Task to carry out. Emit the data below verbatim, stripping out any pictures.

Extracts from a graphics dataset
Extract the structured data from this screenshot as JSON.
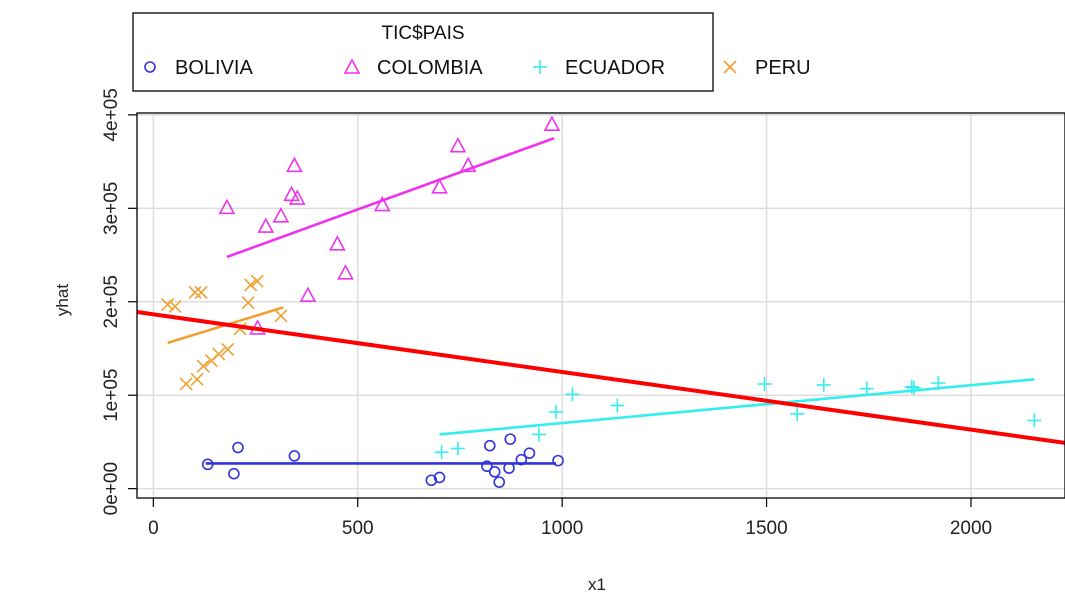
{
  "chart_data": {
    "type": "scatter",
    "xlabel": "x1",
    "ylabel": "yhat",
    "xlim": [
      -40,
      2230
    ],
    "ylim": [
      -10000,
      402000
    ],
    "x_ticks": [
      0,
      500,
      1000,
      1500,
      2000
    ],
    "x_tick_labels": [
      "0",
      "500",
      "1000",
      "1500",
      "2000"
    ],
    "y_ticks": [
      0,
      100000,
      200000,
      300000,
      400000
    ],
    "y_tick_labels": [
      "0e+00",
      "1e+05",
      "2e+05",
      "3e+05",
      "4e+05"
    ],
    "grid": true,
    "legend": {
      "title": "TIC$PAIS",
      "placement": "top",
      "entries": [
        "BOLIVIA",
        "COLOMBIA",
        "ECUADOR",
        "PERU"
      ]
    },
    "series": [
      {
        "name": "BOLIVIA",
        "marker": "circle",
        "color": "#3333dd",
        "points": [
          [
            133,
            26000
          ],
          [
            197,
            16000
          ],
          [
            207,
            44000
          ],
          [
            345,
            35000
          ],
          [
            680,
            9000
          ],
          [
            700,
            12000
          ],
          [
            816,
            24000
          ],
          [
            823,
            46000
          ],
          [
            835,
            18000
          ],
          [
            846,
            7000
          ],
          [
            870,
            22000
          ],
          [
            873,
            53000
          ],
          [
            900,
            31000
          ],
          [
            920,
            38000
          ],
          [
            990,
            30000
          ]
        ],
        "fit": [
          [
            128,
            27000
          ],
          [
            985,
            27000
          ]
        ]
      },
      {
        "name": "COLOMBIA",
        "marker": "triangle",
        "color": "#ee33ee",
        "points": [
          [
            180,
            301000
          ],
          [
            255,
            172000
          ],
          [
            275,
            281000
          ],
          [
            312,
            292000
          ],
          [
            338,
            315000
          ],
          [
            345,
            346000
          ],
          [
            352,
            311000
          ],
          [
            378,
            207000
          ],
          [
            450,
            262000
          ],
          [
            470,
            231000
          ],
          [
            560,
            304000
          ],
          [
            700,
            323000
          ],
          [
            745,
            367000
          ],
          [
            770,
            346000
          ],
          [
            975,
            390000
          ]
        ],
        "fit": [
          [
            180,
            248000
          ],
          [
            980,
            375000
          ]
        ]
      },
      {
        "name": "ECUADOR",
        "marker": "plus",
        "color": "#33eeee",
        "points": [
          [
            705,
            39000
          ],
          [
            745,
            43000
          ],
          [
            943,
            58000
          ],
          [
            985,
            82000
          ],
          [
            1025,
            101000
          ],
          [
            1135,
            89000
          ],
          [
            1495,
            112000
          ],
          [
            1575,
            80000
          ],
          [
            1640,
            111000
          ],
          [
            1745,
            107000
          ],
          [
            1855,
            109000
          ],
          [
            1860,
            108000
          ],
          [
            1920,
            113000
          ],
          [
            2155,
            73000
          ]
        ],
        "fit": [
          [
            700,
            58000
          ],
          [
            2155,
            117000
          ]
        ]
      },
      {
        "name": "PERU",
        "marker": "x",
        "color": "#f0a030",
        "points": [
          [
            35,
            197000
          ],
          [
            53,
            195000
          ],
          [
            80,
            112000
          ],
          [
            102,
            210000
          ],
          [
            107,
            117000
          ],
          [
            117,
            210000
          ],
          [
            122,
            131000
          ],
          [
            142,
            137000
          ],
          [
            160,
            144000
          ],
          [
            182,
            149000
          ],
          [
            212,
            171000
          ],
          [
            232,
            199000
          ],
          [
            238,
            218000
          ],
          [
            254,
            222000
          ],
          [
            312,
            185000
          ]
        ],
        "fit": [
          [
            35,
            156000
          ],
          [
            318,
            194000
          ]
        ]
      }
    ],
    "overall_fit": {
      "color": "#ff0000",
      "points": [
        [
          -40,
          189000
        ],
        [
          2230,
          49000
        ]
      ]
    }
  }
}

Result.
Extract the structured data from this screenshot as JSON.
{
  "chart_data": {
    "type": "scatter",
    "xlabel": "x1",
    "ylabel": "yhat",
    "xlim": [
      -40,
      2230
    ],
    "ylim": [
      -10000,
      402000
    ],
    "x_ticks": [
      0,
      500,
      1000,
      1500,
      2000
    ],
    "x_tick_labels": [
      "0",
      "500",
      "1000",
      "1500",
      "2000"
    ],
    "y_ticks": [
      0,
      100000,
      200000,
      300000,
      400000
    ],
    "y_tick_labels": [
      "0e+00",
      "1e+05",
      "2e+05",
      "3e+05",
      "4e+05"
    ],
    "grid": true,
    "legend": {
      "title": "TIC$PAIS",
      "placement": "top",
      "entries": [
        "BOLIVIA",
        "COLOMBIA",
        "ECUADOR",
        "PERU"
      ]
    },
    "series": [
      {
        "name": "BOLIVIA",
        "marker": "circle",
        "color": "#3333dd",
        "points": [
          [
            133,
            26000
          ],
          [
            197,
            16000
          ],
          [
            207,
            44000
          ],
          [
            345,
            35000
          ],
          [
            680,
            9000
          ],
          [
            700,
            12000
          ],
          [
            816,
            24000
          ],
          [
            823,
            46000
          ],
          [
            835,
            18000
          ],
          [
            846,
            7000
          ],
          [
            870,
            22000
          ],
          [
            873,
            53000
          ],
          [
            900,
            31000
          ],
          [
            920,
            38000
          ],
          [
            990,
            30000
          ]
        ],
        "fit": [
          [
            128,
            27000
          ],
          [
            985,
            27000
          ]
        ]
      },
      {
        "name": "COLOMBIA",
        "marker": "triangle",
        "color": "#ee33ee",
        "points": [
          [
            180,
            301000
          ],
          [
            255,
            172000
          ],
          [
            275,
            281000
          ],
          [
            312,
            292000
          ],
          [
            338,
            315000
          ],
          [
            345,
            346000
          ],
          [
            352,
            311000
          ],
          [
            378,
            207000
          ],
          [
            450,
            262000
          ],
          [
            470,
            231000
          ],
          [
            560,
            304000
          ],
          [
            700,
            323000
          ],
          [
            745,
            367000
          ],
          [
            770,
            346000
          ],
          [
            975,
            390000
          ]
        ],
        "fit": [
          [
            180,
            248000
          ],
          [
            980,
            375000
          ]
        ]
      },
      {
        "name": "ECUADOR",
        "marker": "plus",
        "color": "#33eeee",
        "points": [
          [
            705,
            39000
          ],
          [
            745,
            43000
          ],
          [
            943,
            58000
          ],
          [
            985,
            82000
          ],
          [
            1025,
            101000
          ],
          [
            1135,
            89000
          ],
          [
            1495,
            112000
          ],
          [
            1575,
            80000
          ],
          [
            1640,
            111000
          ],
          [
            1745,
            107000
          ],
          [
            1855,
            109000
          ],
          [
            1860,
            108000
          ],
          [
            1920,
            113000
          ],
          [
            2155,
            73000
          ]
        ],
        "fit": [
          [
            700,
            58000
          ],
          [
            2155,
            117000
          ]
        ]
      },
      {
        "name": "PERU",
        "marker": "x",
        "color": "#f0a030",
        "points": [
          [
            35,
            197000
          ],
          [
            53,
            195000
          ],
          [
            80,
            112000
          ],
          [
            102,
            210000
          ],
          [
            107,
            117000
          ],
          [
            117,
            210000
          ],
          [
            122,
            131000
          ],
          [
            142,
            137000
          ],
          [
            160,
            144000
          ],
          [
            182,
            149000
          ],
          [
            212,
            171000
          ],
          [
            232,
            199000
          ],
          [
            238,
            218000
          ],
          [
            254,
            222000
          ],
          [
            312,
            185000
          ]
        ],
        "fit": [
          [
            35,
            156000
          ],
          [
            318,
            194000
          ]
        ]
      }
    ],
    "overall_fit": {
      "color": "#ff0000",
      "points": [
        [
          -40,
          189000
        ],
        [
          2230,
          49000
        ]
      ]
    }
  }
}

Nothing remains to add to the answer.